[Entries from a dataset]
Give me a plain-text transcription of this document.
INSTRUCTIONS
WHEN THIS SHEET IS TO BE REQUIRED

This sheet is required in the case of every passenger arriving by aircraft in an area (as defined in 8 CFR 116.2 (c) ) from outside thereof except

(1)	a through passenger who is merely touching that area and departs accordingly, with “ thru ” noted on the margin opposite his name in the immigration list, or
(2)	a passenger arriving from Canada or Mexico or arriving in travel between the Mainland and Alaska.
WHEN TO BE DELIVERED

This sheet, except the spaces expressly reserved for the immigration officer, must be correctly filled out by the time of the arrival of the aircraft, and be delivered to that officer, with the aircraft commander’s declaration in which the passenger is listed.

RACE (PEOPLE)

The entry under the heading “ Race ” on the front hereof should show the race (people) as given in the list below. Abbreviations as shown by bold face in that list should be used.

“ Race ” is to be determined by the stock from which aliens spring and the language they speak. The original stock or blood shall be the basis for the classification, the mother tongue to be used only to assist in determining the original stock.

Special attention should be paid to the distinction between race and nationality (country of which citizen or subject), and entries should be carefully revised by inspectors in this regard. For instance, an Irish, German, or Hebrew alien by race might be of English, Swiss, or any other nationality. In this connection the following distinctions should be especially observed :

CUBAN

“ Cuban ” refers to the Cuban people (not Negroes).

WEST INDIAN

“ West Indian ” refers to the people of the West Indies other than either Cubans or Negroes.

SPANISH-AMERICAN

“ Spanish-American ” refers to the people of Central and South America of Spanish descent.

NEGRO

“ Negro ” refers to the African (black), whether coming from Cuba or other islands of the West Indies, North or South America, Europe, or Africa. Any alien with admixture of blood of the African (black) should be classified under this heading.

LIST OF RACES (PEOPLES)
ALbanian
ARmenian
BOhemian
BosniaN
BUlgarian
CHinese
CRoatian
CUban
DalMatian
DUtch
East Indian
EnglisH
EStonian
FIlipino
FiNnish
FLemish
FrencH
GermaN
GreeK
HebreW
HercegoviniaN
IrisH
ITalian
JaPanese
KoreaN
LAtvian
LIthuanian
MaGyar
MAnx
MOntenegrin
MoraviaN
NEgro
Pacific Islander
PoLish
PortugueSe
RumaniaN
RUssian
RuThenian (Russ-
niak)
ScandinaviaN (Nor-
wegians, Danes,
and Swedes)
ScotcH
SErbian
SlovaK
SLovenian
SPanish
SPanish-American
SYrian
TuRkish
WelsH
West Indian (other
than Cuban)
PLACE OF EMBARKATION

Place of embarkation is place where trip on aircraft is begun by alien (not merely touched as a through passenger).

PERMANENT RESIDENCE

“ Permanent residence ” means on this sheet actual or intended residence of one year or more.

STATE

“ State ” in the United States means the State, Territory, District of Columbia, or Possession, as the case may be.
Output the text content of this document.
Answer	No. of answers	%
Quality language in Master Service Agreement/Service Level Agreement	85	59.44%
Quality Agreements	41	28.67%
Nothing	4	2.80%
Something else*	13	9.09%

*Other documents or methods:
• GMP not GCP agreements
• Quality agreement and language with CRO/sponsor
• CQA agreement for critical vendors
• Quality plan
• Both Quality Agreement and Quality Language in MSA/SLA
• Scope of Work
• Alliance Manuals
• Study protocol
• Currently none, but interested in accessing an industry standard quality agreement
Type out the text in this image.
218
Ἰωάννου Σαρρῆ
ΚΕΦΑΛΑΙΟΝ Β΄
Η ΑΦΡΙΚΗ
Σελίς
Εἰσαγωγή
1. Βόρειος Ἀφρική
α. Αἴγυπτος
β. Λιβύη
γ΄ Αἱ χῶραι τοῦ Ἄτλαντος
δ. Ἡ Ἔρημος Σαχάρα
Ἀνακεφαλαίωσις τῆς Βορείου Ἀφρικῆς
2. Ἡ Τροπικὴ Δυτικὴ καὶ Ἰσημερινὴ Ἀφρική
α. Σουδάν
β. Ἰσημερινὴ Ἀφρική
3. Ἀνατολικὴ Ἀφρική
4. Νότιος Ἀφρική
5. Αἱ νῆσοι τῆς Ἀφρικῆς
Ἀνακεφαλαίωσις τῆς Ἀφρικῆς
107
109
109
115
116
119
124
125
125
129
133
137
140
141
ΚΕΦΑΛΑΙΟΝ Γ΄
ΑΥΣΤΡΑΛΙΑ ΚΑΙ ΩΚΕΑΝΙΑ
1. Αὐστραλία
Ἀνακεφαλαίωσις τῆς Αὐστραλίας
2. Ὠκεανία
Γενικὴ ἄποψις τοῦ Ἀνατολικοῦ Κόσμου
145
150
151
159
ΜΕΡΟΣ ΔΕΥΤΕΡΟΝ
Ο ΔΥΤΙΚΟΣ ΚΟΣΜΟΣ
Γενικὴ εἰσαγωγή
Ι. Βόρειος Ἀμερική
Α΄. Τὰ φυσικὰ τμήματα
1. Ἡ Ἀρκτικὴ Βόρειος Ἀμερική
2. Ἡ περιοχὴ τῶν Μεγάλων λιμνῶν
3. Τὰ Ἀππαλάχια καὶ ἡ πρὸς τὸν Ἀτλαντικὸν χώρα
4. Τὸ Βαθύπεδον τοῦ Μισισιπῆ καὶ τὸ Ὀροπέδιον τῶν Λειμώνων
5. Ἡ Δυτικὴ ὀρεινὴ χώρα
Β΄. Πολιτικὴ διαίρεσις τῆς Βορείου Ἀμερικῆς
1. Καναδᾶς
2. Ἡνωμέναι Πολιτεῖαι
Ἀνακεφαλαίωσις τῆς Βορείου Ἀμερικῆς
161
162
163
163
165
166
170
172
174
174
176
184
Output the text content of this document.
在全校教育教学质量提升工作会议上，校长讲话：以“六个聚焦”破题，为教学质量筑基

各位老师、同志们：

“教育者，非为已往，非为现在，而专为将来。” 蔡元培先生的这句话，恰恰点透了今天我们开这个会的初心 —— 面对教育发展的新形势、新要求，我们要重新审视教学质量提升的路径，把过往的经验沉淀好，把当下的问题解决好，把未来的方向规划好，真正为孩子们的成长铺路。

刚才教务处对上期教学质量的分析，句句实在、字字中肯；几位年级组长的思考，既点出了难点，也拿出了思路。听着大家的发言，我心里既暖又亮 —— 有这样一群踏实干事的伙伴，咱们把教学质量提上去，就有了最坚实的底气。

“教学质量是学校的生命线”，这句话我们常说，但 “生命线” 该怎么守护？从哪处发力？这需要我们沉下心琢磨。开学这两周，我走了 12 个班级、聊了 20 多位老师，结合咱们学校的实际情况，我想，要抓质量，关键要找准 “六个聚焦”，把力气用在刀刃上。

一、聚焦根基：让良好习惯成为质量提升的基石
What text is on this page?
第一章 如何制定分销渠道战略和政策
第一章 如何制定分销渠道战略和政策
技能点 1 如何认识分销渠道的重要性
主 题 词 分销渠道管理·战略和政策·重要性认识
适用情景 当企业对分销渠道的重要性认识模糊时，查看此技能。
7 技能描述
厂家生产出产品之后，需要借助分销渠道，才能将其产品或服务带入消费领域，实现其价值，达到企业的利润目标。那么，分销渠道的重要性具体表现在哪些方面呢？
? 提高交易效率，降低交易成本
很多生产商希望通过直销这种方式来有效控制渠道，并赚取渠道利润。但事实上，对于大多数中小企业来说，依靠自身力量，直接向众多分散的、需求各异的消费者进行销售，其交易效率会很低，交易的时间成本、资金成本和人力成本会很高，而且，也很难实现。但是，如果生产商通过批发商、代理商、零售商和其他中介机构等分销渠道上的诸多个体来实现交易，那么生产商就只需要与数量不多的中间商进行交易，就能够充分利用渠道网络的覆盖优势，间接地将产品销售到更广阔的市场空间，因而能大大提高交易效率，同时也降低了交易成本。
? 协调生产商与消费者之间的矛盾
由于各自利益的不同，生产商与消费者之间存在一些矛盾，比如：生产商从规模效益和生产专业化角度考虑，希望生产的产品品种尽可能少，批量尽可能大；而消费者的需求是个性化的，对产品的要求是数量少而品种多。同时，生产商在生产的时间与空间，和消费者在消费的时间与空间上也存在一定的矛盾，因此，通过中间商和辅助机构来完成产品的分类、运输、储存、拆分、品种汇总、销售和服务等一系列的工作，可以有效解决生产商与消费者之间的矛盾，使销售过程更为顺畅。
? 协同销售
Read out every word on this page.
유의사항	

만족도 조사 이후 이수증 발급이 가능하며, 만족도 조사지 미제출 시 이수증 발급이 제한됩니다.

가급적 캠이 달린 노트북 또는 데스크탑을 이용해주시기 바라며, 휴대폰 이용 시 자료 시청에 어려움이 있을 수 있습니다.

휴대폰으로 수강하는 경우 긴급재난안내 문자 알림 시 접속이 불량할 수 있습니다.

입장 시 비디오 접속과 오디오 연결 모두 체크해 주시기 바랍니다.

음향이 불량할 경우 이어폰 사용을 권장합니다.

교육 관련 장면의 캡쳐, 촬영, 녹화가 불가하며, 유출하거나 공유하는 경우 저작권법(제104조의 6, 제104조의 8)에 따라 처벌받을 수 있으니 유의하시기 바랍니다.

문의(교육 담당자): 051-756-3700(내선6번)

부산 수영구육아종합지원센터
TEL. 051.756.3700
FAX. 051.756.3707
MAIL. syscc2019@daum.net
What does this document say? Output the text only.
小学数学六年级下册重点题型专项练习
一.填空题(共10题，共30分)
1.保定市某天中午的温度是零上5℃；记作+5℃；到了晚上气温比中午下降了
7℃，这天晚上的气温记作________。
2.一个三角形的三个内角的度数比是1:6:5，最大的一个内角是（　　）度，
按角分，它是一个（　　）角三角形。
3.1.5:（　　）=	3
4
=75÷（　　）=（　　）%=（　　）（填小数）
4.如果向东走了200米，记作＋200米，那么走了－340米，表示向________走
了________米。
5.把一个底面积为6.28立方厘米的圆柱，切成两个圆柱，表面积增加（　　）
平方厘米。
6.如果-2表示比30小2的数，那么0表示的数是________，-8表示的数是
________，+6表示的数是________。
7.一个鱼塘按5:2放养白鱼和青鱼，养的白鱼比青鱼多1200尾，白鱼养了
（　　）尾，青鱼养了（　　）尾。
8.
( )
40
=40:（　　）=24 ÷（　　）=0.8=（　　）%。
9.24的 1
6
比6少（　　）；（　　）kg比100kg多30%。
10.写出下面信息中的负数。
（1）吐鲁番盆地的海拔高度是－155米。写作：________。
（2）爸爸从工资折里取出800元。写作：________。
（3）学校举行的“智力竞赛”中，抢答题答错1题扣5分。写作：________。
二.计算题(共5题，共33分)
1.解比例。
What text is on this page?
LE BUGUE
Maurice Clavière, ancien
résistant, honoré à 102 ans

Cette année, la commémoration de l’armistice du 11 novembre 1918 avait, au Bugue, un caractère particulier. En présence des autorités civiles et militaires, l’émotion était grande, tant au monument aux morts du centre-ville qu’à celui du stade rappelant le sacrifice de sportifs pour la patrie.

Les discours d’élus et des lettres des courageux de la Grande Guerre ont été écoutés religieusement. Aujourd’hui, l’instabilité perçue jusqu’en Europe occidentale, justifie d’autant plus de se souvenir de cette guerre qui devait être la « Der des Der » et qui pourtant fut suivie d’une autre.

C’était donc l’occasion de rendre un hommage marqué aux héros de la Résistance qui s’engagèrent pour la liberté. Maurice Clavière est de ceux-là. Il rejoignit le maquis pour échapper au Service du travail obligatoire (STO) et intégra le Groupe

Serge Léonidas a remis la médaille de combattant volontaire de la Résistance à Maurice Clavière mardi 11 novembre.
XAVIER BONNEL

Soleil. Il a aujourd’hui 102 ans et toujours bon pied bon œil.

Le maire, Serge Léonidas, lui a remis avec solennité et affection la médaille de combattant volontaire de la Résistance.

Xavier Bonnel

▶ _What to produce_: From the entries above, extract every line where the word "Ἰσημερινὴ" appears.

▶ _Answer for this exercise_:
2. Ἡ Τροπικὴ Δυτικὴ καὶ Ἰσημερινὴ Ἀφρική
β. Ἰσημερινὴ Ἀφρική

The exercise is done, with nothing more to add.